*Set task*
Output all the entries word for word. Omit the pictures.

++++ Raw records

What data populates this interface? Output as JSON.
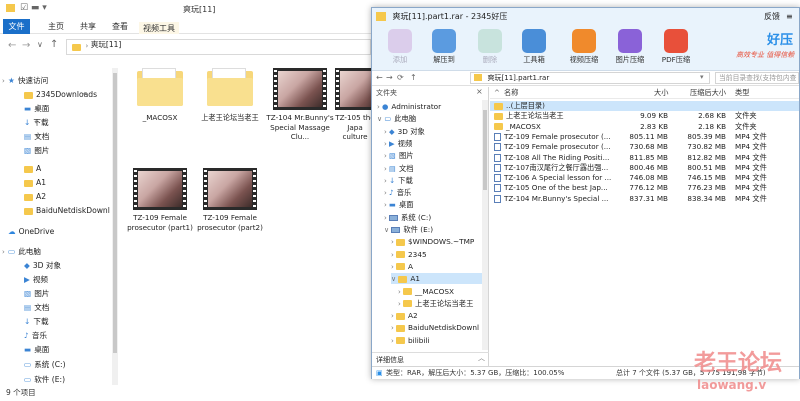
{
  "explorer": {
    "title": "爽玩[11]",
    "ribbon_tabs": [
      "文件",
      "主页",
      "共享",
      "查看",
      "视频工具"
    ],
    "play_tab": "播放",
    "address": "爽玩[11]",
    "nav_items": [
      {
        "label": "快速访问",
        "icon": "star-icon",
        "pin": false
      },
      {
        "label": "2345Downloads",
        "icon": "folder-icon",
        "pin": true
      },
      {
        "label": "桌面",
        "icon": "desktop-icon",
        "pin": true
      },
      {
        "label": "下载",
        "icon": "download-icon",
        "pin": true
      },
      {
        "label": "文档",
        "icon": "documents-icon",
        "pin": true
      },
      {
        "label": "图片",
        "icon": "pictures-icon",
        "pin": true
      },
      {
        "label": "A",
        "icon": "folder-icon",
        "pin": false
      },
      {
        "label": "A1",
        "icon": "folder-icon",
        "pin": false
      },
      {
        "label": "A2",
        "icon": "folder-icon",
        "pin": false
      },
      {
        "label": "BaiduNetdiskDownl",
        "icon": "folder-icon",
        "pin": false
      },
      {
        "label": "OneDrive",
        "icon": "cloud-icon",
        "pin": false
      },
      {
        "label": "此电脑",
        "icon": "computer-icon",
        "pin": false
      },
      {
        "label": "3D 对象",
        "icon": "3d-objects-icon",
        "pin": false
      },
      {
        "label": "视频",
        "icon": "videos-icon",
        "pin": false
      },
      {
        "label": "图片",
        "icon": "pictures-icon",
        "pin": false
      },
      {
        "label": "文档",
        "icon": "documents-icon",
        "pin": false
      },
      {
        "label": "下载",
        "icon": "download-icon",
        "pin": false
      },
      {
        "label": "音乐",
        "icon": "music-icon",
        "pin": false
      },
      {
        "label": "桌面",
        "icon": "desktop-icon",
        "pin": false
      },
      {
        "label": "系统 (C:)",
        "icon": "drive-icon",
        "pin": false
      },
      {
        "label": "软件 (E:)",
        "icon": "drive-icon",
        "pin": false
      }
    ],
    "files": [
      {
        "name": "_MACOSX",
        "type": "folder"
      },
      {
        "name": "上老王论坛当老王",
        "type": "folder"
      },
      {
        "name": "TZ-104 Mr.Bunny's Special Massage Clu...",
        "type": "video"
      },
      {
        "name": "TZ-105 the Japa culture",
        "type": "video"
      },
      {
        "name": "TZ-109 Female prosecutor (part1)",
        "type": "video"
      },
      {
        "name": "TZ-109 Female prosecutor (part2)",
        "type": "video"
      }
    ],
    "status": "9 个项目"
  },
  "zip": {
    "title": "爽玩[11].part1.rar - 2345好压",
    "login": "反馈",
    "toolbar": [
      {
        "label": "添加",
        "icon": "add-icon",
        "disabled": true,
        "color": "#c9a0d8"
      },
      {
        "label": "解压到",
        "icon": "extract-icon",
        "disabled": false,
        "color": "#5b9be0"
      },
      {
        "label": "删除",
        "icon": "delete-icon",
        "disabled": true,
        "color": "#9fd1b8"
      },
      {
        "label": "工具箱",
        "icon": "toolbox-icon",
        "disabled": false,
        "color": "#4a8ed8"
      },
      {
        "label": "视频压缩",
        "icon": "video-compress-icon",
        "disabled": false,
        "color": "#f08a2c"
      },
      {
        "label": "图片压缩",
        "icon": "image-compress-icon",
        "disabled": false,
        "color": "#8a62d8"
      },
      {
        "label": "PDF压缩",
        "icon": "pdf-compress-icon",
        "disabled": false,
        "color": "#e8503a"
      }
    ],
    "brand": "好压",
    "brand_slogan": "高效专业 值得信赖",
    "address": "爽玩[11].part1.rar",
    "search_placeholder": "当前目录查找(支持包内查",
    "folder_pane_title": "文件夹",
    "tree": [
      {
        "label": "Administrator",
        "indent": 1,
        "icon": "user-icon"
      },
      {
        "label": "此电脑",
        "indent": 1,
        "icon": "computer-icon"
      },
      {
        "label": "3D 对象",
        "indent": 2,
        "icon": "3d-objects-icon"
      },
      {
        "label": "视频",
        "indent": 2,
        "icon": "videos-icon"
      },
      {
        "label": "图片",
        "indent": 2,
        "icon": "pictures-icon"
      },
      {
        "label": "文档",
        "indent": 2,
        "icon": "documents-icon"
      },
      {
        "label": "下载",
        "indent": 2,
        "icon": "download-icon"
      },
      {
        "label": "音乐",
        "indent": 2,
        "icon": "music-icon"
      },
      {
        "label": "桌面",
        "indent": 2,
        "icon": "desktop-icon"
      },
      {
        "label": "系统 (C:)",
        "indent": 2,
        "icon": "drive-icon"
      },
      {
        "label": "软件 (E:)",
        "indent": 2,
        "icon": "drive-icon"
      },
      {
        "label": "$WINDOWS.~TMP",
        "indent": 3,
        "icon": "folder-icon"
      },
      {
        "label": "2345",
        "indent": 3,
        "icon": "folder-icon"
      },
      {
        "label": "A",
        "indent": 3,
        "icon": "folder-icon"
      },
      {
        "label": "A1",
        "indent": 3,
        "icon": "folder-icon",
        "selected": true
      },
      {
        "label": "__MACOSX",
        "indent": 4,
        "icon": "folder-icon"
      },
      {
        "label": "上老王论坛当老王",
        "indent": 4,
        "icon": "folder-icon"
      },
      {
        "label": "A2",
        "indent": 3,
        "icon": "folder-icon"
      },
      {
        "label": "BaiduNetdiskDownl",
        "indent": 3,
        "icon": "folder-icon"
      },
      {
        "label": "bilibili",
        "indent": 3,
        "icon": "folder-icon"
      }
    ],
    "detail_label": "详细信息",
    "columns": [
      "名称",
      "大小",
      "压缩后大小",
      "类型"
    ],
    "rows": [
      {
        "name": "..(上层目录)",
        "size": "",
        "packed": "",
        "type": "",
        "icon": "folder-icon"
      },
      {
        "name": "上老王论坛当老王",
        "size": "9.09 KB",
        "packed": "2.68 KB",
        "type": "文件夹",
        "icon": "folder-icon"
      },
      {
        "name": "_MACOSX",
        "size": "2.83 KB",
        "packed": "2.18 KB",
        "type": "文件夹",
        "icon": "folder-icon"
      },
      {
        "name": "TZ-109 Female prosecutor (...",
        "size": "805.11 MB",
        "packed": "805.39 MB",
        "type": "MP4 文件",
        "icon": "file-icon"
      },
      {
        "name": "TZ-109 Female prosecutor (...",
        "size": "730.68 MB",
        "packed": "730.82 MB",
        "type": "MP4 文件",
        "icon": "file-icon"
      },
      {
        "name": "TZ-108 All The Riding Positi...",
        "size": "811.85 MB",
        "packed": "812.82 MB",
        "type": "MP4 文件",
        "icon": "file-icon"
      },
      {
        "name": "TZ-107南汉尾行之餐厅露出强...",
        "size": "800.46 MB",
        "packed": "800.51 MB",
        "type": "MP4 文件",
        "icon": "file-icon"
      },
      {
        "name": "TZ-106 A Special lesson for ...",
        "size": "746.08 MB",
        "packed": "746.15 MB",
        "type": "MP4 文件",
        "icon": "file-icon"
      },
      {
        "name": "TZ-105 One of the best Jap...",
        "size": "776.12 MB",
        "packed": "776.23 MB",
        "type": "MP4 文件",
        "icon": "file-icon"
      },
      {
        "name": "TZ-104 Mr.Bunny's Special ...",
        "size": "837.31 MB",
        "packed": "838.34 MB",
        "type": "MP4 文件",
        "icon": "file-icon"
      }
    ],
    "status_left": "类型：RAR，解压后大小：5.37 GB，压缩比：100.05%",
    "status_right": "总计 7 个文件 (5.37 GB，5 775 191,98 字节)"
  },
  "watermark": {
    "big": "老王论坛",
    "small": "laowang.v"
  }
}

++++++++

*Response to the task*
What data populates this interface? Output as JSON.
{
  "explorer": {
    "title": "爽玩[11]",
    "ribbon_tabs": [
      "文件",
      "主页",
      "共享",
      "查看",
      "视频工具"
    ],
    "play_tab": "播放",
    "address": "爽玩[11]",
    "nav_items": [
      {
        "label": "快速访问",
        "icon": "star-icon",
        "pin": false
      },
      {
        "label": "2345Downloads",
        "icon": "folder-icon",
        "pin": true
      },
      {
        "label": "桌面",
        "icon": "desktop-icon",
        "pin": true
      },
      {
        "label": "下载",
        "icon": "download-icon",
        "pin": true
      },
      {
        "label": "文档",
        "icon": "documents-icon",
        "pin": true
      },
      {
        "label": "图片",
        "icon": "pictures-icon",
        "pin": true
      },
      {
        "label": "A",
        "icon": "folder-icon",
        "pin": false
      },
      {
        "label": "A1",
        "icon": "folder-icon",
        "pin": false
      },
      {
        "label": "A2",
        "icon": "folder-icon",
        "pin": false
      },
      {
        "label": "BaiduNetdiskDownl",
        "icon": "folder-icon",
        "pin": false
      },
      {
        "label": "OneDrive",
        "icon": "cloud-icon",
        "pin": false
      },
      {
        "label": "此电脑",
        "icon": "computer-icon",
        "pin": false
      },
      {
        "label": "3D 对象",
        "icon": "3d-objects-icon",
        "pin": false
      },
      {
        "label": "视频",
        "icon": "videos-icon",
        "pin": false
      },
      {
        "label": "图片",
        "icon": "pictures-icon",
        "pin": false
      },
      {
        "label": "文档",
        "icon": "documents-icon",
        "pin": false
      },
      {
        "label": "下载",
        "icon": "download-icon",
        "pin": false
      },
      {
        "label": "音乐",
        "icon": "music-icon",
        "pin": false
      },
      {
        "label": "桌面",
        "icon": "desktop-icon",
        "pin": false
      },
      {
        "label": "系统 (C:)",
        "icon": "drive-icon",
        "pin": false
      },
      {
        "label": "软件 (E:)",
        "icon": "drive-icon",
        "pin": false
      }
    ],
    "files": [
      {
        "name": "_MACOSX",
        "type": "folder"
      },
      {
        "name": "上老王论坛当老王",
        "type": "folder"
      },
      {
        "name": "TZ-104 Mr.Bunny's Special Massage Clu...",
        "type": "video"
      },
      {
        "name": "TZ-105 the Japa culture",
        "type": "video"
      },
      {
        "name": "TZ-109 Female prosecutor (part1)",
        "type": "video"
      },
      {
        "name": "TZ-109 Female prosecutor (part2)",
        "type": "video"
      }
    ],
    "status": "9 个项目"
  },
  "zip": {
    "title": "爽玩[11].part1.rar - 2345好压",
    "login": "反馈",
    "toolbar": [
      {
        "label": "添加",
        "icon": "add-icon",
        "disabled": true,
        "color": "#c9a0d8"
      },
      {
        "label": "解压到",
        "icon": "extract-icon",
        "disabled": false,
        "color": "#5b9be0"
      },
      {
        "label": "删除",
        "icon": "delete-icon",
        "disabled": true,
        "color": "#9fd1b8"
      },
      {
        "label": "工具箱",
        "icon": "toolbox-icon",
        "disabled": false,
        "color": "#4a8ed8"
      },
      {
        "label": "视频压缩",
        "icon": "video-compress-icon",
        "disabled": false,
        "color": "#f08a2c"
      },
      {
        "label": "图片压缩",
        "icon": "image-compress-icon",
        "disabled": false,
        "color": "#8a62d8"
      },
      {
        "label": "PDF压缩",
        "icon": "pdf-compress-icon",
        "disabled": false,
        "color": "#e8503a"
      }
    ],
    "brand": "好压",
    "brand_slogan": "高效专业 值得信赖",
    "address": "爽玩[11].part1.rar",
    "search_placeholder": "当前目录查找(支持包内查",
    "folder_pane_title": "文件夹",
    "tree": [
      {
        "label": "Administrator",
        "indent": 1,
        "icon": "user-icon"
      },
      {
        "label": "此电脑",
        "indent": 1,
        "icon": "computer-icon"
      },
      {
        "label": "3D 对象",
        "indent": 2,
        "icon": "3d-objects-icon"
      },
      {
        "label": "视频",
        "indent": 2,
        "icon": "videos-icon"
      },
      {
        "label": "图片",
        "indent": 2,
        "icon": "pictures-icon"
      },
      {
        "label": "文档",
        "indent": 2,
        "icon": "documents-icon"
      },
      {
        "label": "下载",
        "indent": 2,
        "icon": "download-icon"
      },
      {
        "label": "音乐",
        "indent": 2,
        "icon": "music-icon"
      },
      {
        "label": "桌面",
        "indent": 2,
        "icon": "desktop-icon"
      },
      {
        "label": "系统 (C:)",
        "indent": 2,
        "icon": "drive-icon"
      },
      {
        "label": "软件 (E:)",
        "indent": 2,
        "icon": "drive-icon"
      },
      {
        "label": "$WINDOWS.~TMP",
        "indent": 3,
        "icon": "folder-icon"
      },
      {
        "label": "2345",
        "indent": 3,
        "icon": "folder-icon"
      },
      {
        "label": "A",
        "indent": 3,
        "icon": "folder-icon"
      },
      {
        "label": "A1",
        "indent": 3,
        "icon": "folder-icon",
        "selected": true
      },
      {
        "label": "__MACOSX",
        "indent": 4,
        "icon": "folder-icon"
      },
      {
        "label": "上老王论坛当老王",
        "indent": 4,
        "icon": "folder-icon"
      },
      {
        "label": "A2",
        "indent": 3,
        "icon": "folder-icon"
      },
      {
        "label": "BaiduNetdiskDownl",
        "indent": 3,
        "icon": "folder-icon"
      },
      {
        "label": "bilibili",
        "indent": 3,
        "icon": "folder-icon"
      }
    ],
    "detail_label": "详细信息",
    "columns": [
      "名称",
      "大小",
      "压缩后大小",
      "类型"
    ],
    "rows": [
      {
        "name": "..(上层目录)",
        "size": "",
        "packed": "",
        "type": "",
        "icon": "folder-icon"
      },
      {
        "name": "上老王论坛当老王",
        "size": "9.09 KB",
        "packed": "2.68 KB",
        "type": "文件夹",
        "icon": "folder-icon"
      },
      {
        "name": "_MACOSX",
        "size": "2.83 KB",
        "packed": "2.18 KB",
        "type": "文件夹",
        "icon": "folder-icon"
      },
      {
        "name": "TZ-109 Female prosecutor (...",
        "size": "805.11 MB",
        "packed": "805.39 MB",
        "type": "MP4 文件",
        "icon": "file-icon"
      },
      {
        "name": "TZ-109 Female prosecutor (...",
        "size": "730.68 MB",
        "packed": "730.82 MB",
        "type": "MP4 文件",
        "icon": "file-icon"
      },
      {
        "name": "TZ-108 All The Riding Positi...",
        "size": "811.85 MB",
        "packed": "812.82 MB",
        "type": "MP4 文件",
        "icon": "file-icon"
      },
      {
        "name": "TZ-107南汉尾行之餐厅露出强...",
        "size": "800.46 MB",
        "packed": "800.51 MB",
        "type": "MP4 文件",
        "icon": "file-icon"
      },
      {
        "name": "TZ-106 A Special lesson for ...",
        "size": "746.08 MB",
        "packed": "746.15 MB",
        "type": "MP4 文件",
        "icon": "file-icon"
      },
      {
        "name": "TZ-105 One of the best Jap...",
        "size": "776.12 MB",
        "packed": "776.23 MB",
        "type": "MP4 文件",
        "icon": "file-icon"
      },
      {
        "name": "TZ-104 Mr.Bunny's Special ...",
        "size": "837.31 MB",
        "packed": "838.34 MB",
        "type": "MP4 文件",
        "icon": "file-icon"
      }
    ],
    "status_left": "类型：RAR，解压后大小：5.37 GB，压缩比：100.05%",
    "status_right": "总计 7 个文件 (5.37 GB，5 775 191,98 字节)"
  },
  "watermark": {
    "big": "老王论坛",
    "small": "laowang.v"
  }
}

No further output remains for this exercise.